The Foundation: Bootloader Choice
Before diving in, let's talk bootloaders. This choice matters more than you'd think.
systemd-boot vs GRUB
I'm going with systemd-boot, and here's why:
- Lightning-fast boot times (we're talking seconds)
- Dead simple config files (no arcane GRUB syntax)
- UEFI-native (it's 2026, folks)
- Tiny footprint (~1MB vs GRUB's bloat)
- No regeneration headaches after kernel updates
Stick with GRUB if:
- You need legacy BIOS support
- You want fancy graphical themes
- You need encrypted
/boot - You're dual-booting with complex setups
For a modern UEFI system running Arch (maybe with Windows on the side), systemd-boot is the clear winner.
The Installation
Using archinstall isn't cheating—it's smart. It handles the tedious stuff while giving you full control.
Boot the ISO
- Grab the latest Arch ISO
- Flash it to USB (
ddor balenaEtcher) - Boot from USB
- Connect to internet (ethernet just works™)
WiFi? No problem:
# Enter the interactive shell
iwctl
# List your devices (look for wlan0 or similar)
device list
# Scan for networks
station wlan0 scan
# Connect to your network
station wlan0 connect "YourNetwork"
Fire Up the Installer
# Update package database first to get the latest archinstall
pacman -Sy archinstall
# Launch the guided installer
archinstall
Now for the fun part—configuration choices that actually matter.
My Configuration
Disk Setup
Filesystem: Btrfs with subvolumes
Why? Snapshots. One bad pacman -Syu and you can roll back in seconds. It's saved me more times than I can count.
Subvolumes:
@→/@home→/home@log→/var/log@pkg→/var/cache/pacman/pkg
Snapshots: Enable Snapper
Pro tip: Enable disk encryption if you're paranoid (or just smart about security).
Swap: ZRAM
Compressed swap in RAM. Sounds weird, works amazingly. Way faster than disk swap, perfect for gaming.
- Type: ZRAM
- Compression: zstd
Kernel
linux-zen — Optimized for desktop/gaming with better scheduler tuning. Why settle for the vanilla kernel when zen exists?
User Setup
Set a strong root password, create your user account with sudo permissions. Standard stuff.
Desktop Profile
- Profile: Desktop
- DE: Hyprland (select
polkitfor seat access) - Graphics: Pick the NVIDIA open kernel driver
- Greeter: SDDM
Network
NetworkManager with iwd backend. Modern, reliable, just works.
Audio
PipeWire — The only choice in 2026. JACK compatibility, PulseAudio compatibility, actually good Bluetooth audio. What's not to love?
Extra Packages
# Essential extras for building packages and system stability
intel-ucode base-devel git vim
intel-ucode is critical for CPU stability and security. Don't skip it.

================================

• **Your tasks**:
1: Answer these about the Arch installation guide:
(a) What filesystem does the disk setup use?
(b) Which compression is set for the ZRAM swap?
(c) Which greeter is picked in the desktop profile?
2: Rewrite the Arch installation guide starting at "The Foundation: Bootloader" and ending at "vs GRUB's bloat)", switching each "GRUB" to "LILO".
The listing that comes next has no connection to the Arch installation guide.

• **Material provided**:
================================

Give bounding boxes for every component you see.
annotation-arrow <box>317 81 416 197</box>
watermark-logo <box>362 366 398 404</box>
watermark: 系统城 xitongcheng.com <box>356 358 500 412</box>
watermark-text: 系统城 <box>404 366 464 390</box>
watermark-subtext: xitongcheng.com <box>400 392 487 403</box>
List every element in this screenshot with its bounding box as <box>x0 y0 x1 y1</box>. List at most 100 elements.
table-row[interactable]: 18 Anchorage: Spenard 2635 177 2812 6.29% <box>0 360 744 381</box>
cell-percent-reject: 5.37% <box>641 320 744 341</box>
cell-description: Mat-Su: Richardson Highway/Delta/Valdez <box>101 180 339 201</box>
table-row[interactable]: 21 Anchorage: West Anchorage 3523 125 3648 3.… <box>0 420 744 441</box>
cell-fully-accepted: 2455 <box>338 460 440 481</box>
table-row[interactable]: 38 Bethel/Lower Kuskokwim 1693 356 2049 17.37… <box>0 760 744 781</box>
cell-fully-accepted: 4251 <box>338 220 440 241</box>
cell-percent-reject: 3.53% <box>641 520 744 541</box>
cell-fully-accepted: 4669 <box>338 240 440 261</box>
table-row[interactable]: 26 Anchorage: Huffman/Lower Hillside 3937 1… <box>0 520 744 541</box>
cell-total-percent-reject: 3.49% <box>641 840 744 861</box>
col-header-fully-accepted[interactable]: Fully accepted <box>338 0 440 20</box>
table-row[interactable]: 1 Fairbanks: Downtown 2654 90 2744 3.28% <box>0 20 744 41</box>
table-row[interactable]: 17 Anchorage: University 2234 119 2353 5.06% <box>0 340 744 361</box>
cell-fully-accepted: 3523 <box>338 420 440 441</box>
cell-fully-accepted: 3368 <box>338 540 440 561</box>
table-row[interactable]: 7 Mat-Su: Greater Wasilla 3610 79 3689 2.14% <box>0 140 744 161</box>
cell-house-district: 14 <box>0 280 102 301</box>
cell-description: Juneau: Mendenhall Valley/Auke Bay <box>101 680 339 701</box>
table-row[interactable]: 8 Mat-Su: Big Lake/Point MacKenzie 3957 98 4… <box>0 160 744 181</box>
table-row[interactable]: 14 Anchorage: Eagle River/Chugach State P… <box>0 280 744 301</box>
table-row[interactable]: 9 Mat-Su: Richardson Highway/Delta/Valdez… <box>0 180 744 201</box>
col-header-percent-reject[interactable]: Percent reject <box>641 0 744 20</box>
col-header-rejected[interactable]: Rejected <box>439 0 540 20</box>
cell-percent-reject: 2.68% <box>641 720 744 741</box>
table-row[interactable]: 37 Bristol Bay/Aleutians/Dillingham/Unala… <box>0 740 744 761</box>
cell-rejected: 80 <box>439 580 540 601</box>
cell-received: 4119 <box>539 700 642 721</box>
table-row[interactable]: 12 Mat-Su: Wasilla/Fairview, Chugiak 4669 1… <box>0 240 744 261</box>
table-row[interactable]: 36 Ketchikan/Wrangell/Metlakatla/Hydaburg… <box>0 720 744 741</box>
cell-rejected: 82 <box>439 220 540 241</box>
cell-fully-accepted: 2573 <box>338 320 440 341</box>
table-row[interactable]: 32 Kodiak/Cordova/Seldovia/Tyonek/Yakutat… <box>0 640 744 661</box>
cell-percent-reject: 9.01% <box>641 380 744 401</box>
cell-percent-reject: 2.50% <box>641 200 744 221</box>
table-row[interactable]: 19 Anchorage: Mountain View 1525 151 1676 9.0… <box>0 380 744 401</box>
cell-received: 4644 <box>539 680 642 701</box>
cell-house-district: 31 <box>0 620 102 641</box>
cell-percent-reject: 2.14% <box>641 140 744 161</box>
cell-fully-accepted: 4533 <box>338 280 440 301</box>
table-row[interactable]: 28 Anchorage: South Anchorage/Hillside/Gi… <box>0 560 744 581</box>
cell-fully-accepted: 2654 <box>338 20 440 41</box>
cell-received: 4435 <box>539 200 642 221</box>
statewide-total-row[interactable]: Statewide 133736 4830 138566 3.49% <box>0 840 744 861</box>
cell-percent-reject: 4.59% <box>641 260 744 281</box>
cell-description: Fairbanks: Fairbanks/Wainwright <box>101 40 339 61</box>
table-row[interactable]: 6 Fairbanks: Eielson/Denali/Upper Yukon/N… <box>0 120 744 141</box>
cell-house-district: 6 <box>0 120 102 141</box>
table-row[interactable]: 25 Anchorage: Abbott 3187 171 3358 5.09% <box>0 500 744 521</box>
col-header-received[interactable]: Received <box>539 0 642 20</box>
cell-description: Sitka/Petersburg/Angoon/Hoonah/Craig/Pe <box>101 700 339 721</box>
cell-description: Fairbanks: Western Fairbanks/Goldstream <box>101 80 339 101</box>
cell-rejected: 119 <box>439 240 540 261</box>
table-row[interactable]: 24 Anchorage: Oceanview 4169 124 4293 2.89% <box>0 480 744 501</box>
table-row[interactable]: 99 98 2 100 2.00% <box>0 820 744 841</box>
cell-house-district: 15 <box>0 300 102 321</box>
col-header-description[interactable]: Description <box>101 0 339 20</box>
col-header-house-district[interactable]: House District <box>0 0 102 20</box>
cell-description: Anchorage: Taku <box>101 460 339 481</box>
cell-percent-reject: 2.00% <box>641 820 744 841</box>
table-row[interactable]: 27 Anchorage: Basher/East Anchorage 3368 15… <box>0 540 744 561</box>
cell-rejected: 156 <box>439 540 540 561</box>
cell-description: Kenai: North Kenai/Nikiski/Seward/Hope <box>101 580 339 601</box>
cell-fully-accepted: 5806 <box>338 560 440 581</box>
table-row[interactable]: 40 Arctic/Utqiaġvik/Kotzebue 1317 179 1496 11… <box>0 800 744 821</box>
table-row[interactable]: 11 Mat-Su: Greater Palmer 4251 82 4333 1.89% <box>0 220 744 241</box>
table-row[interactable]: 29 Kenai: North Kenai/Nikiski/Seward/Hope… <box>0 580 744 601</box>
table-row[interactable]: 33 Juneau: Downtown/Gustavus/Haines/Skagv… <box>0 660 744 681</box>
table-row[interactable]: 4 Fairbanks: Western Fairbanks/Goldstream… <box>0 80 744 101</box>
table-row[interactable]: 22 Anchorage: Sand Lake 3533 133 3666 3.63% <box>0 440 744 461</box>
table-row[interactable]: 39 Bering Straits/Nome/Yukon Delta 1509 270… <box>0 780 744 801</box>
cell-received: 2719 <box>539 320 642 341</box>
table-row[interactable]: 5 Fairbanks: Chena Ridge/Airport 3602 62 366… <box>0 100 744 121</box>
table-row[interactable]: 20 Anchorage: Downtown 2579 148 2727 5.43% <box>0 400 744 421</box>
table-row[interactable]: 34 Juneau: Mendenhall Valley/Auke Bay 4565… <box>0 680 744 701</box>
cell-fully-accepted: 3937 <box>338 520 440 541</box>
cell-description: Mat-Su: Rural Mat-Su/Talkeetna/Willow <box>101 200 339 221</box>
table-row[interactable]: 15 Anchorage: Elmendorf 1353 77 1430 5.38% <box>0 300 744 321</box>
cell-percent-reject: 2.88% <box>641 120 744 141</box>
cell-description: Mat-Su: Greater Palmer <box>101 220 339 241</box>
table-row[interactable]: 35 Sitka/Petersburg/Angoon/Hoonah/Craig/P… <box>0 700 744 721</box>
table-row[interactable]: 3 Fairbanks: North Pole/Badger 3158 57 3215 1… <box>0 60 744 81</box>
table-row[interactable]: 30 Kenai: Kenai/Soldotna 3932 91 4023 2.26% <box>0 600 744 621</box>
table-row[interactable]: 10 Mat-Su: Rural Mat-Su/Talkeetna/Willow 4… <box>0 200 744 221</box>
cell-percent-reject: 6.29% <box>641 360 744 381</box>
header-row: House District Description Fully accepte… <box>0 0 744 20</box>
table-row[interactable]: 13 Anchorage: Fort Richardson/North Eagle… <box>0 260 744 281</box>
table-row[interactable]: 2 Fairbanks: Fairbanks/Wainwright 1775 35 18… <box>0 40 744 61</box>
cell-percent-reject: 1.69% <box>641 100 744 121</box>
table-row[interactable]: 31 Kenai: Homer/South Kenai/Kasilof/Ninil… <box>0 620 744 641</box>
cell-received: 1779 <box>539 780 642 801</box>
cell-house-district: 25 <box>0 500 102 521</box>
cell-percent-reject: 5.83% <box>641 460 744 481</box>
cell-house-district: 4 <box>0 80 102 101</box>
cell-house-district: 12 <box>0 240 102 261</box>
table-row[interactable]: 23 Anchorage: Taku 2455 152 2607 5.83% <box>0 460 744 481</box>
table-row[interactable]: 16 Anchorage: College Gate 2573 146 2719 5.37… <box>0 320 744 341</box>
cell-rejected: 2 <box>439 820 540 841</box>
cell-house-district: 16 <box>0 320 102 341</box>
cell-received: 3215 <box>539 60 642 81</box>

================================

• **Answers to each task**:
1:
(a) Btrfs with subvolumes
(b) zstd
(c) SDDM

2:
The Foundation: Bootloader Choice
Before diving in, let's talk bootloaders. This choice matters more than you'd think.
systemd-boot vs LILO
I'm going with systemd-boot, and here's why:
- Lightning-fast boot times (we're talking seconds)
- Dead simple config files (no arcane LILO syntax)
- UEFI-native (it's 2026, folks)
- Tiny footprint (~1MB vs LILO's bloat)